> [EXERCISE REQUIREMENTS] Repeat the records below exactly.

> [MATERIAL]
──────────────────────────────
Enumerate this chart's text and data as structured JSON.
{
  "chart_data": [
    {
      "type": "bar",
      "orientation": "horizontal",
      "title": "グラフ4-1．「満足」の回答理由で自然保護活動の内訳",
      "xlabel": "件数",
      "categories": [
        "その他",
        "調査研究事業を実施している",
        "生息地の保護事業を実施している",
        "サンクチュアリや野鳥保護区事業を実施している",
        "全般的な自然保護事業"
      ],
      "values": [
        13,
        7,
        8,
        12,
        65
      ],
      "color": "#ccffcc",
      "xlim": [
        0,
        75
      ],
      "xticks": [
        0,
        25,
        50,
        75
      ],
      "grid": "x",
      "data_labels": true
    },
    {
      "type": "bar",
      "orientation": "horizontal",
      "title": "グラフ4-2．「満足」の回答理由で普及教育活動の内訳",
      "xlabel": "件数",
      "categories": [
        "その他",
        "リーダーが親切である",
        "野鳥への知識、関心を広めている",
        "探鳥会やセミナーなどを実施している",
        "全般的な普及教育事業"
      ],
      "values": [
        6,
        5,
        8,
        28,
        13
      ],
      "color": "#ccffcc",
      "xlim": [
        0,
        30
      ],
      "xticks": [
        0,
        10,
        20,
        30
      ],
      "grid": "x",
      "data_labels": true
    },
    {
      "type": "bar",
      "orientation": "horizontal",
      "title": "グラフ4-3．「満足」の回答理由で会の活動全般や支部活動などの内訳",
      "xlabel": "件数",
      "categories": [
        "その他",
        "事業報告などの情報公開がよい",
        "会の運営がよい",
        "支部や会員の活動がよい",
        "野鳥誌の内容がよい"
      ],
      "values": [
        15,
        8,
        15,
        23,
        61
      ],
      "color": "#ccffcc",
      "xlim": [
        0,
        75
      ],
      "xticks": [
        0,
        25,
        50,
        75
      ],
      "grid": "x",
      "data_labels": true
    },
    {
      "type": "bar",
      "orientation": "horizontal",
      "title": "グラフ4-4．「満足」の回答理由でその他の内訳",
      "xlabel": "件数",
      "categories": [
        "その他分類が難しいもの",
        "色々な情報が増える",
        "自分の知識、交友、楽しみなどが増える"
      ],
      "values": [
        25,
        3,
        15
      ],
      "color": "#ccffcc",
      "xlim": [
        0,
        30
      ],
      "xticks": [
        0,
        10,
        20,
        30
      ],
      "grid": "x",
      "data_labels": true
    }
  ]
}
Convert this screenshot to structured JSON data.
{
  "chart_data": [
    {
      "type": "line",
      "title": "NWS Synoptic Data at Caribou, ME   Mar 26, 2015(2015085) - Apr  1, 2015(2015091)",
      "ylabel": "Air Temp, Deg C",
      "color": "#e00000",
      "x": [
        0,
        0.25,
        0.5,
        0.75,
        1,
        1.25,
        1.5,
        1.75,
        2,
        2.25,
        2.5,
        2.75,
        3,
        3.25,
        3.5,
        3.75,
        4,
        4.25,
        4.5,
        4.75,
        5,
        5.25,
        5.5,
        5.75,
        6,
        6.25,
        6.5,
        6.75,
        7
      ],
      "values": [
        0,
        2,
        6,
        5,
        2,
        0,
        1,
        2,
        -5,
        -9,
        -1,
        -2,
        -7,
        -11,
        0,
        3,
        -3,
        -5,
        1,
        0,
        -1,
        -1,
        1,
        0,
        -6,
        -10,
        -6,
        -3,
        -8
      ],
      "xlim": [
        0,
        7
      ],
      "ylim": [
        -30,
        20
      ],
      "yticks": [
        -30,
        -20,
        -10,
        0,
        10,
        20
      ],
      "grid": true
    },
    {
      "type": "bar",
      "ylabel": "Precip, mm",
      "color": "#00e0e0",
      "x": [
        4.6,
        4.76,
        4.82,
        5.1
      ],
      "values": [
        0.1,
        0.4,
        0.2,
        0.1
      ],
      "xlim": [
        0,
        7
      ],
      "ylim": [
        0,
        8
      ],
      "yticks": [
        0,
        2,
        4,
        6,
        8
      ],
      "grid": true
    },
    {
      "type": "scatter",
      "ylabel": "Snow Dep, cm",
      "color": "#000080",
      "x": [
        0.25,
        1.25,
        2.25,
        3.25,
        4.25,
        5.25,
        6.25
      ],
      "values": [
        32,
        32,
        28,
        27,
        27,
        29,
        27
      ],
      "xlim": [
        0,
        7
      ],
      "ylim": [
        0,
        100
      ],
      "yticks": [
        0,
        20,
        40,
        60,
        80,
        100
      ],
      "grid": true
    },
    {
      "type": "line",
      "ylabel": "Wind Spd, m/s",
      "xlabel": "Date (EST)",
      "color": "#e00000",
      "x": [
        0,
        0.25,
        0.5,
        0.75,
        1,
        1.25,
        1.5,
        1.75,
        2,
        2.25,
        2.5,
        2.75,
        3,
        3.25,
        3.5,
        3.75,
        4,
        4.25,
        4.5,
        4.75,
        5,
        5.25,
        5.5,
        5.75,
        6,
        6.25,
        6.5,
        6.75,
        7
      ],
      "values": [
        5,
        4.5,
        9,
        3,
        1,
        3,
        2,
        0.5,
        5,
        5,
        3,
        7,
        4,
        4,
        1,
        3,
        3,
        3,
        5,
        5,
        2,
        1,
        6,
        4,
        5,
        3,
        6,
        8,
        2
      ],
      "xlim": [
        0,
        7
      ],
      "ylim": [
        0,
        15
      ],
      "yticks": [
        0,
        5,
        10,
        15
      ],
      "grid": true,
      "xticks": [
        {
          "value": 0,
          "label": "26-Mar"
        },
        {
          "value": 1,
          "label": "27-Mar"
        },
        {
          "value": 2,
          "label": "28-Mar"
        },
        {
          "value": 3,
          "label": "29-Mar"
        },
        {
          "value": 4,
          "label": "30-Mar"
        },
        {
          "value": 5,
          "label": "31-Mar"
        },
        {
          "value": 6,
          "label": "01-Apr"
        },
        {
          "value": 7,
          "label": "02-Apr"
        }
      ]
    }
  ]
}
──────────────────────────────
> [OUTPUT]
Enumerate this chart's text and data as structured JSON.
{
  "chart_data": [
    {
      "type": "bar",
      "orientation": "horizontal",
      "title": "グラフ4-1．「満足」の回答理由で自然保護活動の内訳",
      "xlabel": "件数",
      "categories": [
        "その他",
        "調査研究事業を実施している",
        "生息地の保護事業を実施している",
        "サンクチュアリや野鳥保護区事業を実施している",
        "全般的な自然保護事業"
      ],
      "values": [
        13,
        7,
        8,
        12,
        65
      ],
      "color": "#ccffcc",
      "xlim": [
        0,
        75
      ],
      "xticks": [
        0,
        25,
        50,
        75
      ],
      "grid": "x",
      "data_labels": true
    },
    {
      "type": "bar",
      "orientation": "horizontal",
      "title": "グラフ4-2．「満足」の回答理由で普及教育活動の内訳",
      "xlabel": "件数",
      "categories": [
        "その他",
        "リーダーが親切である",
        "野鳥への知識、関心を広めている",
        "探鳥会やセミナーなどを実施している",
        "全般的な普及教育事業"
      ],
      "values": [
        6,
        5,
        8,
        28,
        13
      ],
      "color": "#ccffcc",
      "xlim": [
        0,
        30
      ],
      "xticks": [
        0,
        10,
        20,
        30
      ],
      "grid": "x",
      "data_labels": true
    },
    {
      "type": "bar",
      "orientation": "horizontal",
      "title": "グラフ4-3．「満足」の回答理由で会の活動全般や支部活動などの内訳",
      "xlabel": "件数",
      "categories": [
        "その他",
        "事業報告などの情報公開がよい",
        "会の運営がよい",
        "支部や会員の活動がよい",
        "野鳥誌の内容がよい"
      ],
      "values": [
        15,
        8,
        15,
        23,
        61
      ],
      "color": "#ccffcc",
      "xlim": [
        0,
        75
      ],
      "xticks": [
        0,
        25,
        50,
        75
      ],
      "grid": "x",
      "data_labels": true
    },
    {
      "type": "bar",
      "orientation": "horizontal",
      "title": "グラフ4-4．「満足」の回答理由でその他の内訳",
      "xlabel": "件数",
      "categories": [
        "その他分類が難しいもの",
        "色々な情報が増える",
        "自分の知識、交友、楽しみなどが増える"
      ],
      "values": [
        25,
        3,
        15
      ],
      "color": "#ccffcc",
      "xlim": [
        0,
        30
      ],
      "xticks": [
        0,
        10,
        20,
        30
      ],
      "grid": "x",
      "data_labels": true
    }
  ]
}
Convert this screenshot to structured JSON data.
{
  "chart_data": [
    {
      "type": "line",
      "title": "NWS Synoptic Data at Caribou, ME   Mar 26, 2015(2015085) - Apr  1, 2015(2015091)",
      "ylabel": "Air Temp, Deg C",
      "color": "#e00000",
      "x": [
        0,
        0.25,
        0.5,
        0.75,
        1,
        1.25,
        1.5,
        1.75,
        2,
        2.25,
        2.5,
        2.75,
        3,
        3.25,
        3.5,
        3.75,
        4,
        4.25,
        4.5,
        4.75,
        5,
        5.25,
        5.5,
        5.75,
        6,
        6.25,
        6.5,
        6.75,
        7
      ],
      "values": [
        0,
        2,
        6,
        5,
        2,
        0,
        1,
        2,
        -5,
        -9,
        -1,
        -2,
        -7,
        -11,
        0,
        3,
        -3,
        -5,
        1,
        0,
        -1,
        -1,
        1,
        0,
        -6,
        -10,
        -6,
        -3,
        -8
      ],
      "xlim": [
        0,
        7
      ],
      "ylim": [
        -30,
        20
      ],
      "yticks": [
        -30,
        -20,
        -10,
        0,
        10,
        20
      ],
      "grid": true
    },
    {
      "type": "bar",
      "ylabel": "Precip, mm",
      "color": "#00e0e0",
      "x": [
        4.6,
        4.76,
        4.82,
        5.1
      ],
      "values": [
        0.1,
        0.4,
        0.2,
        0.1
      ],
      "xlim": [
        0,
        7
      ],
      "ylim": [
        0,
        8
      ],
      "yticks": [
        0,
        2,
        4,
        6,
        8
      ],
      "grid": true
    },
    {
      "type": "scatter",
      "ylabel": "Snow Dep, cm",
      "color": "#000080",
      "x": [
        0.25,
        1.25,
        2.25,
        3.25,
        4.25,
        5.25,
        6.25
      ],
      "values": [
        32,
        32,
        28,
        27,
        27,
        29,
        27
      ],
      "xlim": [
        0,
        7
      ],
      "ylim": [
        0,
        100
      ],
      "yticks": [
        0,
        20,
        40,
        60,
        80,
        100
      ],
      "grid": true
    },
    {
      "type": "line",
      "ylabel": "Wind Spd, m/s",
      "xlabel": "Date (EST)",
      "color": "#e00000",
      "x": [
        0,
        0.25,
        0.5,
        0.75,
        1,
        1.25,
        1.5,
        1.75,
        2,
        2.25,
        2.5,
        2.75,
        3,
        3.25,
        3.5,
        3.75,
        4,
        4.25,
        4.5,
        4.75,
        5,
        5.25,
        5.5,
        5.75,
        6,
        6.25,
        6.5,
        6.75,
        7
      ],
      "values": [
        5,
        4.5,
        9,
        3,
        1,
        3,
        2,
        0.5,
        5,
        5,
        3,
        7,
        4,
        4,
        1,
        3,
        3,
        3,
        5,
        5,
        2,
        1,
        6,
        4,
        5,
        3,
        6,
        8,
        2
      ],
      "xlim": [
        0,
        7
      ],
      "ylim": [
        0,
        15
      ],
      "yticks": [
        0,
        5,
        10,
        15
      ],
      "grid": true,
      "xticks": [
        {
          "value": 0,
          "label": "26-Mar"
        },
        {
          "value": 1,
          "label": "27-Mar"
        },
        {
          "value": 2,
          "label": "28-Mar"
        },
        {
          "value": 3,
          "label": "29-Mar"
        },
        {
          "value": 4,
          "label": "30-Mar"
        },
        {
          "value": 5,
          "label": "31-Mar"
        },
        {
          "value": 6,
          "label": "01-Apr"
        },
        {
          "value": 7,
          "label": "02-Apr"
        }
      ]
    }
  ]
}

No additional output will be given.